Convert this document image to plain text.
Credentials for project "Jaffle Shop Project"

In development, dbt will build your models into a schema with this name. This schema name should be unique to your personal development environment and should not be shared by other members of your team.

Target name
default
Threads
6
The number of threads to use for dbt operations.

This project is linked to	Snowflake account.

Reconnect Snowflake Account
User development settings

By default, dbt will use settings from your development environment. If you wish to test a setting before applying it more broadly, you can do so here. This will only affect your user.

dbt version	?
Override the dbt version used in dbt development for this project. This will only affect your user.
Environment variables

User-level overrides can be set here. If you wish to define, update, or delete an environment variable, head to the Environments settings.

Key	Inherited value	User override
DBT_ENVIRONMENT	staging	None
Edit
=====
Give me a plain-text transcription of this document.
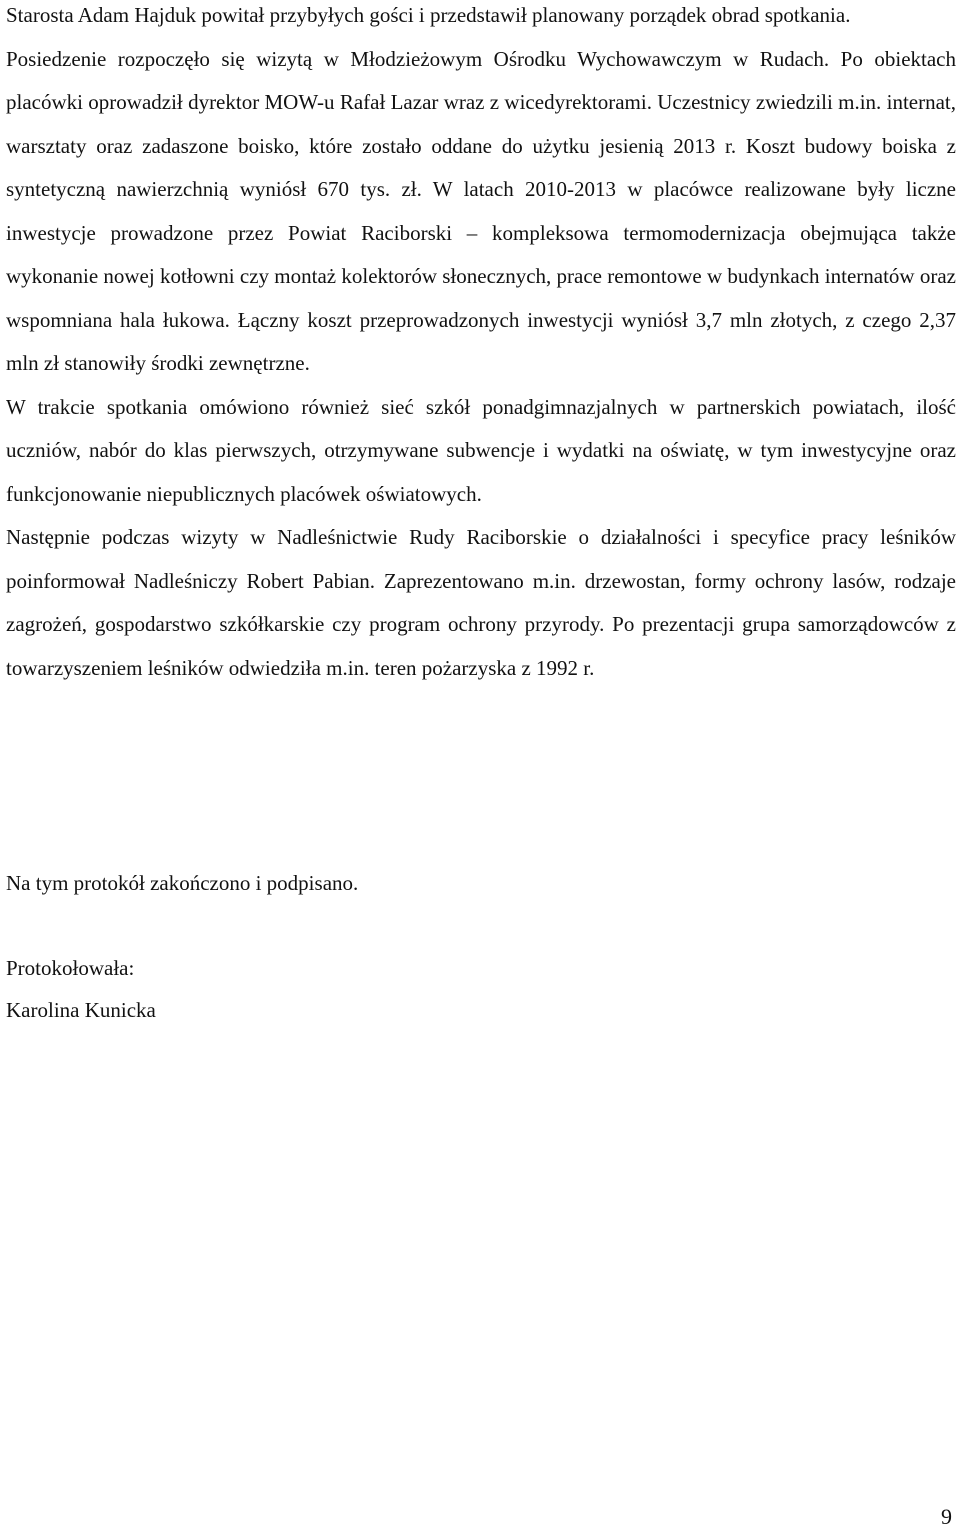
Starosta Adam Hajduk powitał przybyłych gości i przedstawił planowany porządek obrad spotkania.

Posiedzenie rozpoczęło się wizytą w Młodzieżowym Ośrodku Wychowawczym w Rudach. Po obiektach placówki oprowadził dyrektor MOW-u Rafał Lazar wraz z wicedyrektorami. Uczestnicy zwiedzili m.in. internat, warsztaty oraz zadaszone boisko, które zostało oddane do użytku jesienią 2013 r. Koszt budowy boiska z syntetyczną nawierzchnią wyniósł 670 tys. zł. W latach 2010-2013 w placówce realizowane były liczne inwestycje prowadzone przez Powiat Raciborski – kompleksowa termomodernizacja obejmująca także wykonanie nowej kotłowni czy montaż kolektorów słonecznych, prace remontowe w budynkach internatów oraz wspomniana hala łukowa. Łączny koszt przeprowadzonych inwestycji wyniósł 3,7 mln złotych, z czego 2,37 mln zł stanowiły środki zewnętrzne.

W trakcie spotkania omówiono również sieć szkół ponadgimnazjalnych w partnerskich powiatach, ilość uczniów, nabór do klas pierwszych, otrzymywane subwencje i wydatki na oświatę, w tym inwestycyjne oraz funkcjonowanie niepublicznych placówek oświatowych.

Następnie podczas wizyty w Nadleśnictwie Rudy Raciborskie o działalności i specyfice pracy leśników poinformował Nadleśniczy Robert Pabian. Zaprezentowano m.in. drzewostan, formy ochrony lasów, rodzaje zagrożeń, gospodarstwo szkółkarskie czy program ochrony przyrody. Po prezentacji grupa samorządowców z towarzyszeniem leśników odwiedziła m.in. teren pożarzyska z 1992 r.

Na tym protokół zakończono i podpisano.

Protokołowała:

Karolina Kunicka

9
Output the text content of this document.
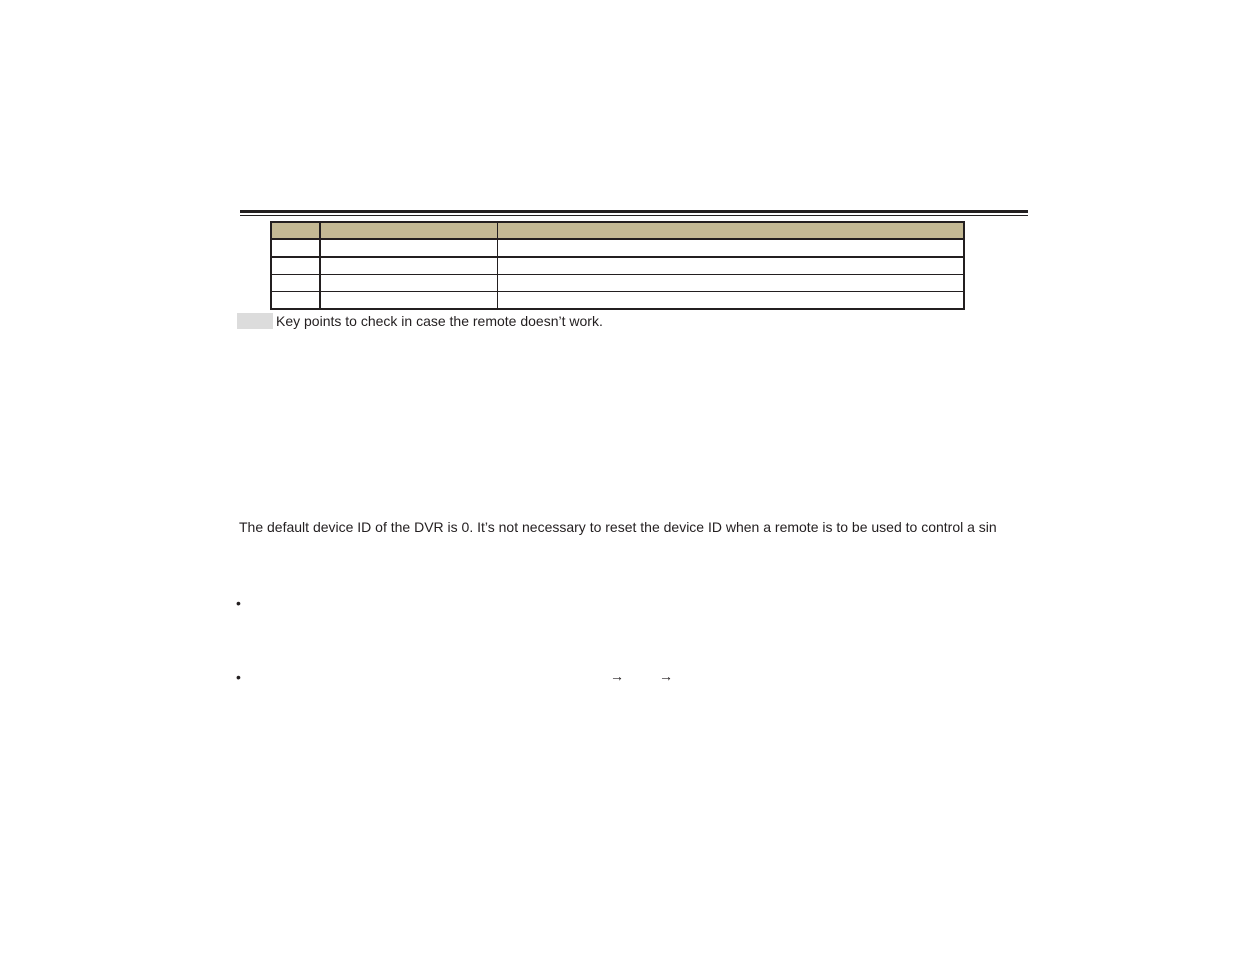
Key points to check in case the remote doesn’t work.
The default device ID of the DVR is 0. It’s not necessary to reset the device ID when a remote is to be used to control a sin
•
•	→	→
=====
Do this: Copy out the lines that hold "project".

Response:
Credentials for project "Jaffle Shop Project"
This project is linked to	Snowflake account.
Override the dbt version used in dbt development for this project. This will only affect your user.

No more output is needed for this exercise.